> _Your goal_
Write out all the entries word for word, but skip any images.

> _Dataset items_
• • •

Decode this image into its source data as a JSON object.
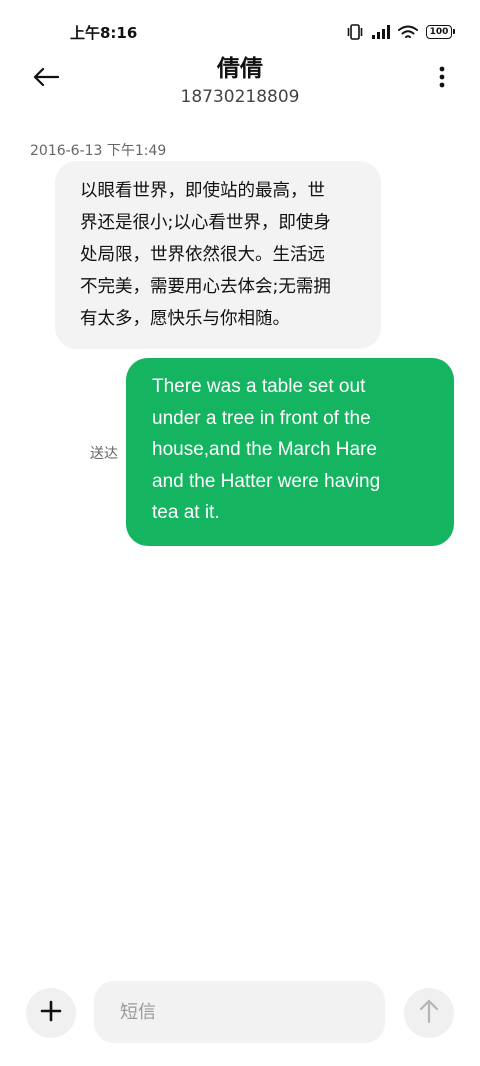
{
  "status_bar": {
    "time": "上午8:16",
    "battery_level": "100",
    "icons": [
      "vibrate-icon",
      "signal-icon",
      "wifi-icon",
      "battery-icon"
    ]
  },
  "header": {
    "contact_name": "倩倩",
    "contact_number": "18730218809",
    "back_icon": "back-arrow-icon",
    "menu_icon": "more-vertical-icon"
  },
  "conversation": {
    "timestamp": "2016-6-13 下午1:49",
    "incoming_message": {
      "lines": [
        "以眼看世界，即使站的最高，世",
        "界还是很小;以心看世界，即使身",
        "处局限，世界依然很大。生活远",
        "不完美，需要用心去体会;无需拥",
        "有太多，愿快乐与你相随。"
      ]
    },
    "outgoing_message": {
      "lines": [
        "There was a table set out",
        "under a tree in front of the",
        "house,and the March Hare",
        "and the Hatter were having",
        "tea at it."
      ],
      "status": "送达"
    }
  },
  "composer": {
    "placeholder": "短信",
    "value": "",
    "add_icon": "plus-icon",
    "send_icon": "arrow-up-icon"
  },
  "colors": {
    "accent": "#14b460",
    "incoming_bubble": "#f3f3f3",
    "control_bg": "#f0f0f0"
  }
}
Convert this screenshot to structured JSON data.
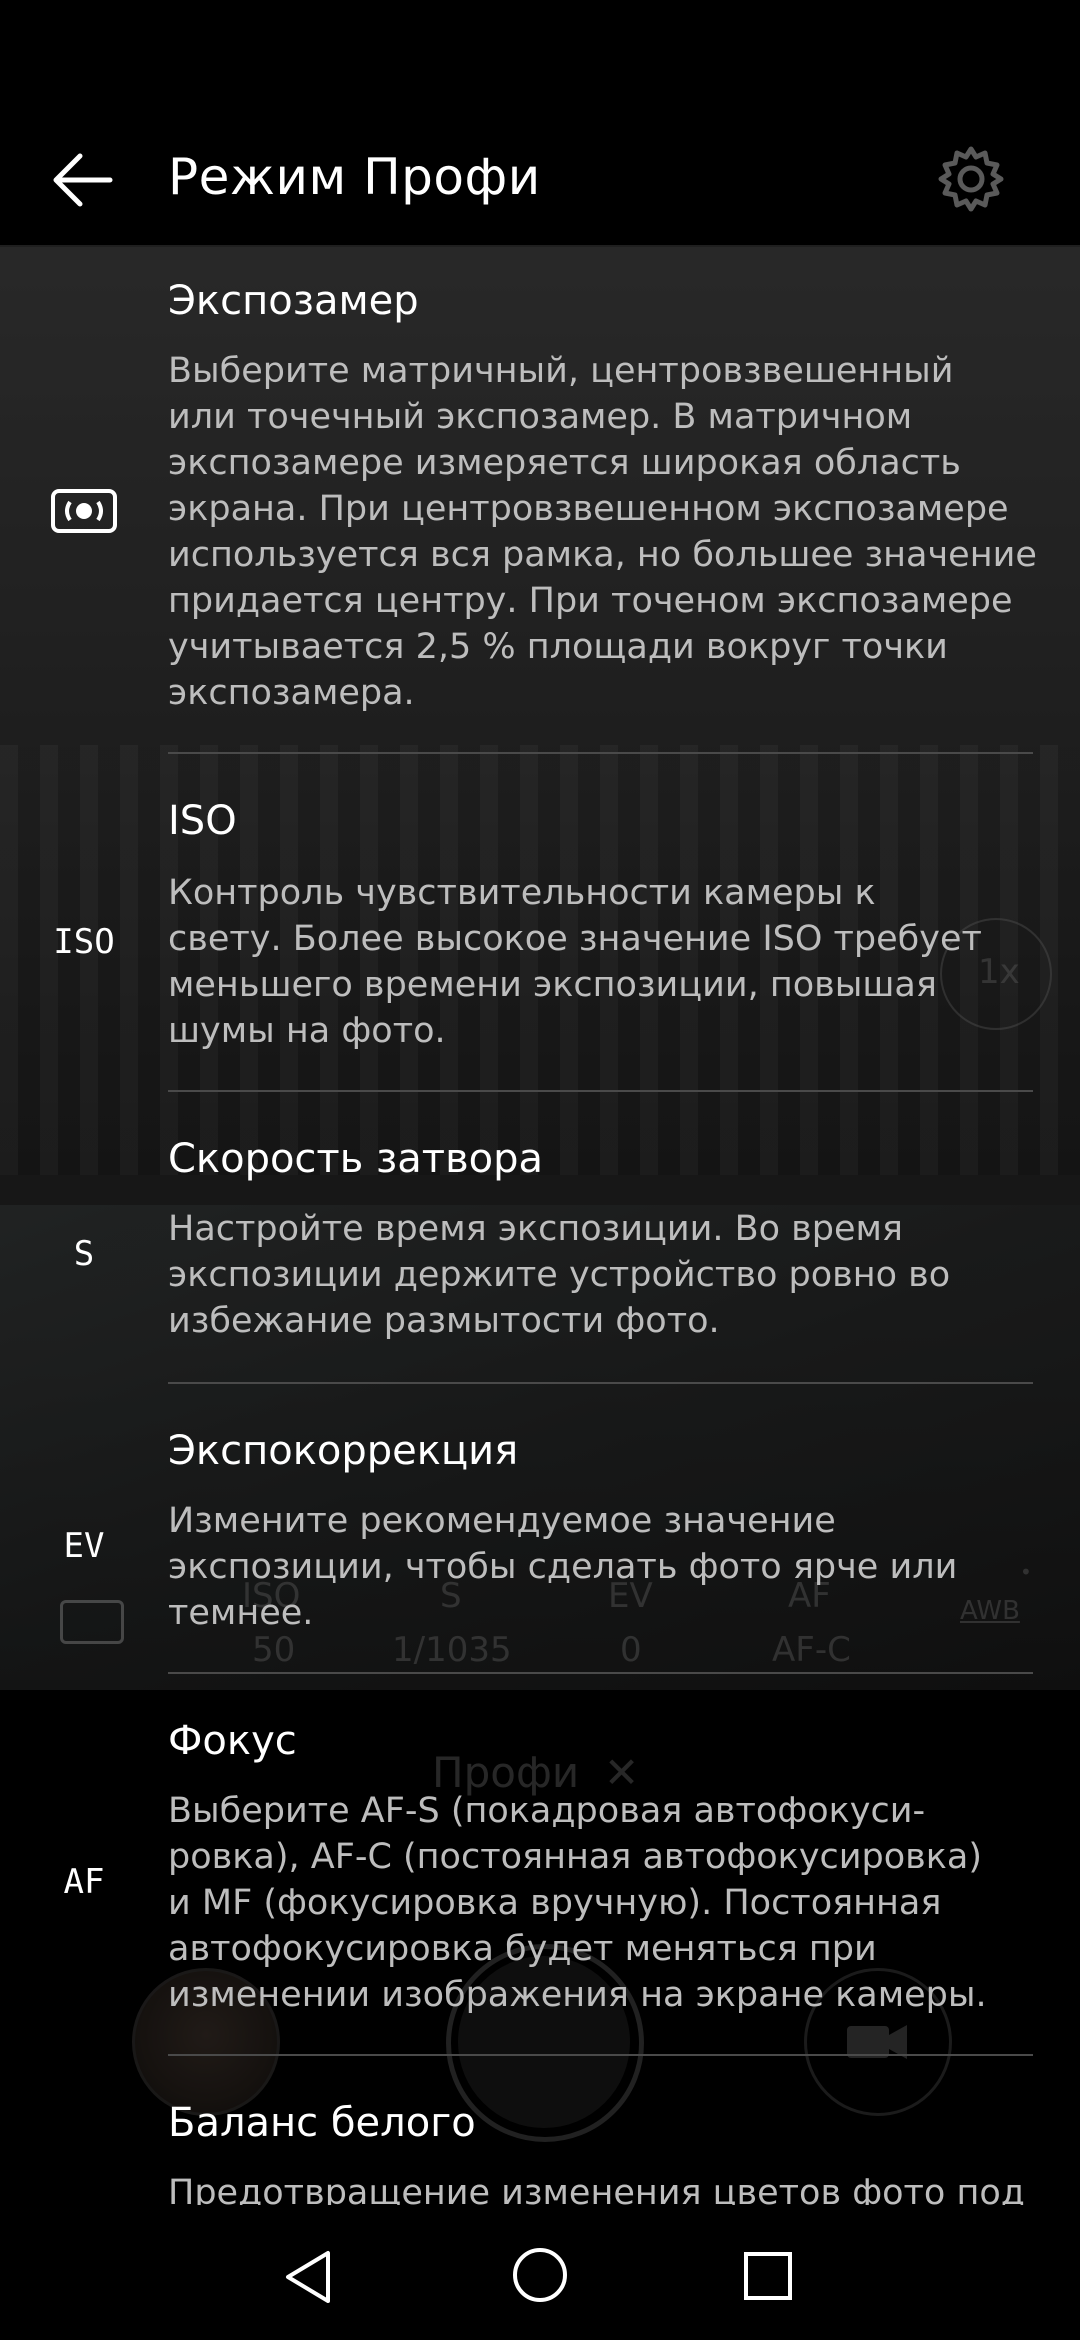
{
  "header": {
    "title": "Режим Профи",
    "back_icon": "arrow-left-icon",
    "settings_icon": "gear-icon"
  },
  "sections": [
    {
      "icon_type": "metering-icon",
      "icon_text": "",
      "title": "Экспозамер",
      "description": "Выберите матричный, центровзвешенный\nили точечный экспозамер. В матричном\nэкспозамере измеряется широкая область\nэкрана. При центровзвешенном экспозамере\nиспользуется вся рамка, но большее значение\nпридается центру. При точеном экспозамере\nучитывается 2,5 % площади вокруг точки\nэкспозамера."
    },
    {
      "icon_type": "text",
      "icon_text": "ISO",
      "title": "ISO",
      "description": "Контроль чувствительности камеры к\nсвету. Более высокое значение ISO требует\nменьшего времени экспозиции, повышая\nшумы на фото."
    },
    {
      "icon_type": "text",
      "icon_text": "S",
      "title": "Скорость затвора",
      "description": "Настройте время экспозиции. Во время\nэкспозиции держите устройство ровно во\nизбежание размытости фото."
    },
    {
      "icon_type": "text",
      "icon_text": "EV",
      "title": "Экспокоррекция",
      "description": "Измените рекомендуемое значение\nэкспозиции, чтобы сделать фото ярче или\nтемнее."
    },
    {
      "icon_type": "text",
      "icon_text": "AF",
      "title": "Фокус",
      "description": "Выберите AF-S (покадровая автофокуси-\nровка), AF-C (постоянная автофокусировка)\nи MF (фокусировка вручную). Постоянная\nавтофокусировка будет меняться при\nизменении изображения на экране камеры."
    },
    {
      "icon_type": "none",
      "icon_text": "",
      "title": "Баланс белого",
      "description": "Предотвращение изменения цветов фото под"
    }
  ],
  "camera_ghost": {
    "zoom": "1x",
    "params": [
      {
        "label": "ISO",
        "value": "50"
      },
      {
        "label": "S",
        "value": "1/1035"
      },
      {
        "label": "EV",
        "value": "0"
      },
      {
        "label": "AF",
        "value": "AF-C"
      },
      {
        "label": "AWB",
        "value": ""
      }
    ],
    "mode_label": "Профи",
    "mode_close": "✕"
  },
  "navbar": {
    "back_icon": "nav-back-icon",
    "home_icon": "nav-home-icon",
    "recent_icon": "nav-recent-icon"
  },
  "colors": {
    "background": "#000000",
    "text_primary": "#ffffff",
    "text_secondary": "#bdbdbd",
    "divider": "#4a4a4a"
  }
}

• • •

> _Answer for this exercise_
Decode this image into its source data as a JSON object.
{
  "status_bar": {
    "time": "上午8:16",
    "battery_level": "100",
    "icons": [
      "vibrate-icon",
      "signal-icon",
      "wifi-icon",
      "battery-icon"
    ]
  },
  "header": {
    "contact_name": "倩倩",
    "contact_number": "18730218809",
    "back_icon": "back-arrow-icon",
    "menu_icon": "more-vertical-icon"
  },
  "conversation": {
    "timestamp": "2016-6-13 下午1:49",
    "incoming_message": {
      "lines": [
        "以眼看世界，即使站的最高，世",
        "界还是很小;以心看世界，即使身",
        "处局限，世界依然很大。生活远",
        "不完美，需要用心去体会;无需拥",
        "有太多，愿快乐与你相随。"
      ]
    },
    "outgoing_message": {
      "lines": [
        "There was a table set out",
        "under a tree in front of the",
        "house,and the March Hare",
        "and the Hatter were having",
        "tea at it."
      ],
      "status": "送达"
    }
  },
  "composer": {
    "placeholder": "短信",
    "value": "",
    "add_icon": "plus-icon",
    "send_icon": "arrow-up-icon"
  },
  "colors": {
    "accent": "#14b460",
    "incoming_bubble": "#f3f3f3",
    "control_bg": "#f0f0f0"
  }
}
Convert this screenshot to structured JSON data.
{
  "header": {
    "title": "Режим Профи",
    "back_icon": "arrow-left-icon",
    "settings_icon": "gear-icon"
  },
  "sections": [
    {
      "icon_type": "metering-icon",
      "icon_text": "",
      "title": "Экспозамер",
      "description": "Выберите матричный, центровзвешенный\nили точечный экспозамер. В матричном\nэкспозамере измеряется широкая область\nэкрана. При центровзвешенном экспозамере\nиспользуется вся рамка, но большее значение\nпридается центру. При точеном экспозамере\nучитывается 2,5 % площади вокруг точки\nэкспозамера."
    },
    {
      "icon_type": "text",
      "icon_text": "ISO",
      "title": "ISO",
      "description": "Контроль чувствительности камеры к\nсвету. Более высокое значение ISO требует\nменьшего времени экспозиции, повышая\nшумы на фото."
    },
    {
      "icon_type": "text",
      "icon_text": "S",
      "title": "Скорость затвора",
      "description": "Настройте время экспозиции. Во время\nэкспозиции держите устройство ровно во\nизбежание размытости фото."
    },
    {
      "icon_type": "text",
      "icon_text": "EV",
      "title": "Экспокоррекция",
      "description": "Измените рекомендуемое значение\nэкспозиции, чтобы сделать фото ярче или\nтемнее."
    },
    {
      "icon_type": "text",
      "icon_text": "AF",
      "title": "Фокус",
      "description": "Выберите AF-S (покадровая автофокуси-\nровка), AF-C (постоянная автофокусировка)\nи MF (фокусировка вручную). Постоянная\nавтофокусировка будет меняться при\nизменении изображения на экране камеры."
    },
    {
      "icon_type": "none",
      "icon_text": "",
      "title": "Баланс белого",
      "description": "Предотвращение изменения цветов фото под"
    }
  ],
  "camera_ghost": {
    "zoom": "1x",
    "params": [
      {
        "label": "ISO",
        "value": "50"
      },
      {
        "label": "S",
        "value": "1/1035"
      },
      {
        "label": "EV",
        "value": "0"
      },
      {
        "label": "AF",
        "value": "AF-C"
      },
      {
        "label": "AWB",
        "value": ""
      }
    ],
    "mode_label": "Профи",
    "mode_close": "✕"
  },
  "navbar": {
    "back_icon": "nav-back-icon",
    "home_icon": "nav-home-icon",
    "recent_icon": "nav-recent-icon"
  },
  "colors": {
    "background": "#000000",
    "text_primary": "#ffffff",
    "text_secondary": "#bdbdbd",
    "divider": "#4a4a4a"
  }
}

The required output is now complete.